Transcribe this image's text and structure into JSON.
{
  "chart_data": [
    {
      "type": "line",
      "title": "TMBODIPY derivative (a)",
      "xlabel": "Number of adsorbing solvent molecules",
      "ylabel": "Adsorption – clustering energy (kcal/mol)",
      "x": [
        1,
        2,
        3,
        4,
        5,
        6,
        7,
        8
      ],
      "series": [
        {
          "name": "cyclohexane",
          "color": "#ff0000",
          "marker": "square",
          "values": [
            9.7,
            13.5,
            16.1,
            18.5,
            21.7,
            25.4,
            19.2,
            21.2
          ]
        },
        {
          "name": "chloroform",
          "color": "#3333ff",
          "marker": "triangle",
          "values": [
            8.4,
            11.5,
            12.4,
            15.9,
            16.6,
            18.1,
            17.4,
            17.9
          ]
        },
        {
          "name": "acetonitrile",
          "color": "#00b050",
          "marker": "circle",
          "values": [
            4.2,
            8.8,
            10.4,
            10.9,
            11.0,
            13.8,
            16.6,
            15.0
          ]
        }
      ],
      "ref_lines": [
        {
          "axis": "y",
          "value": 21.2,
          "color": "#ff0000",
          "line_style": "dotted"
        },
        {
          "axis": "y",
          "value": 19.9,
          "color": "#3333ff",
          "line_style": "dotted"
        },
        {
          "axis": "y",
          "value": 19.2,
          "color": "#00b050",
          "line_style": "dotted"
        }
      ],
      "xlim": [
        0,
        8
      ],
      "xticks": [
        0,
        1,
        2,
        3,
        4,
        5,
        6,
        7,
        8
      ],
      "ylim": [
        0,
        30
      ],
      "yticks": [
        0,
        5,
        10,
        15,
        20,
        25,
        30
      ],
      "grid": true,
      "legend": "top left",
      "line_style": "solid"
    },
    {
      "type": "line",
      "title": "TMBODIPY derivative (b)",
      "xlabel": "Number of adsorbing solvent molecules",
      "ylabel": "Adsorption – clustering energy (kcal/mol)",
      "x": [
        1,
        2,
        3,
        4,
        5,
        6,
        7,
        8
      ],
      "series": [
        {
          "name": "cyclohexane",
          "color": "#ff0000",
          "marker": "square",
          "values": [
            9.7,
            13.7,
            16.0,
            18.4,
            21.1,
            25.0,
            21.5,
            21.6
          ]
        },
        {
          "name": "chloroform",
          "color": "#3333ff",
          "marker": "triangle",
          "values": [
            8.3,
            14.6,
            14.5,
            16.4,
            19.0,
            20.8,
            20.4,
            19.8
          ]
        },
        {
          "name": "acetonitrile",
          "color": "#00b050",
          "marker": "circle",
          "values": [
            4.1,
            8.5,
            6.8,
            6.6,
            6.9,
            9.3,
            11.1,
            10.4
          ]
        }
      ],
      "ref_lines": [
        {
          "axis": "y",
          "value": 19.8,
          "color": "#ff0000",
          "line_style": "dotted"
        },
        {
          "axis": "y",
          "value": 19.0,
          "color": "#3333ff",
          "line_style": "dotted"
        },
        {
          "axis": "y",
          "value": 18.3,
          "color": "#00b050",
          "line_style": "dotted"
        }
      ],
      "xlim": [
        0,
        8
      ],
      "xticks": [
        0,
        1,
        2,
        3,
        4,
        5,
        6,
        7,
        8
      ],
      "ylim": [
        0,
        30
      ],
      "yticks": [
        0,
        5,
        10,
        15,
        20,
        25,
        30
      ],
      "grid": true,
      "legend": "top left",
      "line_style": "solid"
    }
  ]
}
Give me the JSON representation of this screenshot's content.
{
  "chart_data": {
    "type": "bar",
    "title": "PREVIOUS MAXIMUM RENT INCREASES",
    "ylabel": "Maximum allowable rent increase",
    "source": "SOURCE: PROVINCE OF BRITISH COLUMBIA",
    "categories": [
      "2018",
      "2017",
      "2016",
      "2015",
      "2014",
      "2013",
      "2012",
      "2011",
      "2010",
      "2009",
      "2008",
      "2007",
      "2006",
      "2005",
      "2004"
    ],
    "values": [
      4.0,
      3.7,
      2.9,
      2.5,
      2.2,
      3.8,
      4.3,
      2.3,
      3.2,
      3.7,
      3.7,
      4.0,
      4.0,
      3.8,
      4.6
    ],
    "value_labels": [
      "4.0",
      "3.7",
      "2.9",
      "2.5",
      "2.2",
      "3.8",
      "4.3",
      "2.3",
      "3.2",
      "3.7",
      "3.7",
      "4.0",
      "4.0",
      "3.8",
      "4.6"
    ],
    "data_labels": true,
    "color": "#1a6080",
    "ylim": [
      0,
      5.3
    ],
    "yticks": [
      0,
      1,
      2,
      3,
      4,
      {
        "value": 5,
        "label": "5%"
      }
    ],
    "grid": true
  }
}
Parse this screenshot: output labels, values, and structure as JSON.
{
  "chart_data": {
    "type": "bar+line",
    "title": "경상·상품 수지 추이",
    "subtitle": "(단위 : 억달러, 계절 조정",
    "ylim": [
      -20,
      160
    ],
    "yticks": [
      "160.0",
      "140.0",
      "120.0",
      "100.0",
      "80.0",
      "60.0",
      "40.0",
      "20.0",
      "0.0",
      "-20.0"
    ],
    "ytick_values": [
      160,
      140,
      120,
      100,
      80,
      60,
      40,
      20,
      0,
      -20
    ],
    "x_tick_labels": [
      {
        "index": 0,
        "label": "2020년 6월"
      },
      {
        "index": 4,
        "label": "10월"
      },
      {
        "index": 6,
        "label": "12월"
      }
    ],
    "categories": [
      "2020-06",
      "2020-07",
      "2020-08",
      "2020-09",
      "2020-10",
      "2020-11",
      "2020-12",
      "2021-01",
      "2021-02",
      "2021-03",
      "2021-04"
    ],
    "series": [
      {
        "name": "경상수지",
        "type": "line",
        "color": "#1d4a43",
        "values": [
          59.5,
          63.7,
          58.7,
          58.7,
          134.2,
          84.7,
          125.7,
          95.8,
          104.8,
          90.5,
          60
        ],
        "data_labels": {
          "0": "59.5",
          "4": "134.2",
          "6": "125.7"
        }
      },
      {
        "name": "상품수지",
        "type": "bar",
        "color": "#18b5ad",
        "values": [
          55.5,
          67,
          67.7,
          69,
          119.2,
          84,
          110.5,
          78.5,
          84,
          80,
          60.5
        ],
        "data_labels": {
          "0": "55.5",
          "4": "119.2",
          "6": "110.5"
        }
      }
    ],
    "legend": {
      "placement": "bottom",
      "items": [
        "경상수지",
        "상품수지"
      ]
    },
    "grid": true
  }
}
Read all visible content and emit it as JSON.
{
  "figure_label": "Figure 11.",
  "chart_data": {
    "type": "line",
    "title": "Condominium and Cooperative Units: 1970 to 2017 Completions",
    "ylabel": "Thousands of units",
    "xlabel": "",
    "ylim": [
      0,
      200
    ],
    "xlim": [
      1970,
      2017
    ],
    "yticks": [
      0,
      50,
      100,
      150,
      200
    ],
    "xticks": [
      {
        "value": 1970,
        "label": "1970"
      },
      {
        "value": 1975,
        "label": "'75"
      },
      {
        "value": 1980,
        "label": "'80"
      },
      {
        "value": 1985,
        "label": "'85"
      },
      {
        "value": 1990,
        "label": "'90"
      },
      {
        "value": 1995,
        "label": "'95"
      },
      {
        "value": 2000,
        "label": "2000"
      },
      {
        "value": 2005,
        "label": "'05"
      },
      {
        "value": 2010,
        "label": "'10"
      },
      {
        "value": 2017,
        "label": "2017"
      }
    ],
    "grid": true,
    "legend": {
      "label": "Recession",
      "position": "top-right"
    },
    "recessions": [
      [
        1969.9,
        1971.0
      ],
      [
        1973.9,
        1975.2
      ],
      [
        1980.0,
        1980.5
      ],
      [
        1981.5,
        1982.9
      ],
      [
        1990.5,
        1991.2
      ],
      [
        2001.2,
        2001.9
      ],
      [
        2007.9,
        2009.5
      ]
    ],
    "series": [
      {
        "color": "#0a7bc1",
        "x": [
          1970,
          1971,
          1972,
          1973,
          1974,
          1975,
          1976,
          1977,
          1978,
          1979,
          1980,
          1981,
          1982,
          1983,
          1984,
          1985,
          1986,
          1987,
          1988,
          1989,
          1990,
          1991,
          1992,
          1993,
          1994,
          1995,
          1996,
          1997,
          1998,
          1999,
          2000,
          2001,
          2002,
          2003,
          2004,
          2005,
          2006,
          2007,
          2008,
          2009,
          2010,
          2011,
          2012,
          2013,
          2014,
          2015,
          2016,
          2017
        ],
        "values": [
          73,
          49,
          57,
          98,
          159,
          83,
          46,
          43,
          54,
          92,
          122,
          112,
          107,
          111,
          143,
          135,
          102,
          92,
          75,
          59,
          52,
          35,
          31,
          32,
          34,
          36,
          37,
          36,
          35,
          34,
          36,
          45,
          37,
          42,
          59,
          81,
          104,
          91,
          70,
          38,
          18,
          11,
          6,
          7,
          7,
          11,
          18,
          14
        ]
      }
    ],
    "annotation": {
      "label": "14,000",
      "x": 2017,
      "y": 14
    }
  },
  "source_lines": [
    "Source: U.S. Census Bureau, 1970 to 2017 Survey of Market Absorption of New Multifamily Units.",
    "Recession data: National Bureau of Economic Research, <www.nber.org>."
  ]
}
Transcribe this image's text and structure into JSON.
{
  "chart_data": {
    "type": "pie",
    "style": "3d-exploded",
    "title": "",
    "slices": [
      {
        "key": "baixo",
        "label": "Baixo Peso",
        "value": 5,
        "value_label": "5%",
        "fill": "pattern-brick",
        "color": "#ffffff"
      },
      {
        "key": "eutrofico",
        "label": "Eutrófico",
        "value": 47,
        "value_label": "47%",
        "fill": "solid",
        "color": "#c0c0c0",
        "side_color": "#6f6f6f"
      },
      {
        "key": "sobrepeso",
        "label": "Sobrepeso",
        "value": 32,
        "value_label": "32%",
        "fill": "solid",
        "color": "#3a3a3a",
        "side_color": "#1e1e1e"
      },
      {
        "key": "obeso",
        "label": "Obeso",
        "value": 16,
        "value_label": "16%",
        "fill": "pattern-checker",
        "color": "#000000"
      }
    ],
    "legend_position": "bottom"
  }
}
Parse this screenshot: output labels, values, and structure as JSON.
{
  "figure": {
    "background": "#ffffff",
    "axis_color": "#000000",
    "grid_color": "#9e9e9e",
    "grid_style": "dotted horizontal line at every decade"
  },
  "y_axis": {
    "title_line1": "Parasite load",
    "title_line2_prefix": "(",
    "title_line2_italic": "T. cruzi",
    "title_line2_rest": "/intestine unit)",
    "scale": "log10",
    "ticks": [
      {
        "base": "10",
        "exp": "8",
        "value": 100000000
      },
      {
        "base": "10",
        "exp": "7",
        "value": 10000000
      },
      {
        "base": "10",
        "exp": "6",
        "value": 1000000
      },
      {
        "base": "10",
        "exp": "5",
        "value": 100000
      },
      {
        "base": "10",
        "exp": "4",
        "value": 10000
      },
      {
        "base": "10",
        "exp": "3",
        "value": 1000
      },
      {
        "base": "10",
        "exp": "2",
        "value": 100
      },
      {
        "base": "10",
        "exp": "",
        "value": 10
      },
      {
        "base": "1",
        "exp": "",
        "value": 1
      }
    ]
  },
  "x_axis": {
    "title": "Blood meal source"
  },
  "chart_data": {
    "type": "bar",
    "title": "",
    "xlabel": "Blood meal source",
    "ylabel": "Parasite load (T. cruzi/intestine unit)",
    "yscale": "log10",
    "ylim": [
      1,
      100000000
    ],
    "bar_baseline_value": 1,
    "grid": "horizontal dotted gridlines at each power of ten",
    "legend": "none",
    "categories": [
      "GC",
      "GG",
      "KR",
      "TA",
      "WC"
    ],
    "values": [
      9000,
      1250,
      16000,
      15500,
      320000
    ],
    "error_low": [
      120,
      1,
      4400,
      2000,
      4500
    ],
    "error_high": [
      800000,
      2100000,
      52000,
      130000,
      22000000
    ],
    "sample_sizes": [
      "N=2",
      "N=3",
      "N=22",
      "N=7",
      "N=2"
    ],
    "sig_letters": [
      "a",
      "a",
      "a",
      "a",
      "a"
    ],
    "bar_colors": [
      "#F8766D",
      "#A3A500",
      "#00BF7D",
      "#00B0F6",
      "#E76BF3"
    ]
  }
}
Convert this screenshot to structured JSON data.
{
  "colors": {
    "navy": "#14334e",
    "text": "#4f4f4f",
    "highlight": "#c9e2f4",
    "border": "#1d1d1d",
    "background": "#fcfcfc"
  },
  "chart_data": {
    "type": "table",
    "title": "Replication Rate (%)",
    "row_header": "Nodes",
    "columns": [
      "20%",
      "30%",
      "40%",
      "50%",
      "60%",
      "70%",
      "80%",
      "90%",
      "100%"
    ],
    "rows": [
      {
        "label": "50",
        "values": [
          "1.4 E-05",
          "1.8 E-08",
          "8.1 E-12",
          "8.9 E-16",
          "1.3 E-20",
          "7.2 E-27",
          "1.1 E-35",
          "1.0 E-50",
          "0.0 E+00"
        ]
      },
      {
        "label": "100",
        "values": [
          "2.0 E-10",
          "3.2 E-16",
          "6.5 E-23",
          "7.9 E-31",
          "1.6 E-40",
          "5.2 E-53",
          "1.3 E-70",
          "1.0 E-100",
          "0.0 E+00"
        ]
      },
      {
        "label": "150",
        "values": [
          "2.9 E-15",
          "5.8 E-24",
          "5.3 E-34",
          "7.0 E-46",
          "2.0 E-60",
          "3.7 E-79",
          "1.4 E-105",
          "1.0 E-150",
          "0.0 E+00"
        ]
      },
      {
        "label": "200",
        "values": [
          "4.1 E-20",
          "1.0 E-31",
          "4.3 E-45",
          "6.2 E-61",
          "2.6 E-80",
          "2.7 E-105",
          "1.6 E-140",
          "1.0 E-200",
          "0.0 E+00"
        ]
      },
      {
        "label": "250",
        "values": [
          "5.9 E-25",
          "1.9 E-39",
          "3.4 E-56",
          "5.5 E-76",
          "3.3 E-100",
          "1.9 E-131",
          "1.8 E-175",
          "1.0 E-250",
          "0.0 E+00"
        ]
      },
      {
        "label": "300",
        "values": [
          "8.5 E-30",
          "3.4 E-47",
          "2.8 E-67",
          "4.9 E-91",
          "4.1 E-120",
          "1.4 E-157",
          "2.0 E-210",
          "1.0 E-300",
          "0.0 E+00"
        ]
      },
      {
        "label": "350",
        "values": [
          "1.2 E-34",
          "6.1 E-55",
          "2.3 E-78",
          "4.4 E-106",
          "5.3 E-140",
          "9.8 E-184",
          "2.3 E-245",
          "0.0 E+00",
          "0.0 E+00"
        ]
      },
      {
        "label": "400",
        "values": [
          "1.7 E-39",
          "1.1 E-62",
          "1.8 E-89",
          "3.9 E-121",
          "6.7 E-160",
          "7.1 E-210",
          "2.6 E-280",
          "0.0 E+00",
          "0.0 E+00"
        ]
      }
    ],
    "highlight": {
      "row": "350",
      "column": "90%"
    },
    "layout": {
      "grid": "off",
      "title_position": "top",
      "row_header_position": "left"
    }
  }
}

_____

- **WRITTEN EXERCISE**
Return every line in the listing that contains the word "derivative".

- **EXERCISE RESULT**
      "title": "TMBODIPY derivative (a)",
      "title": "TMBODIPY derivative (b)",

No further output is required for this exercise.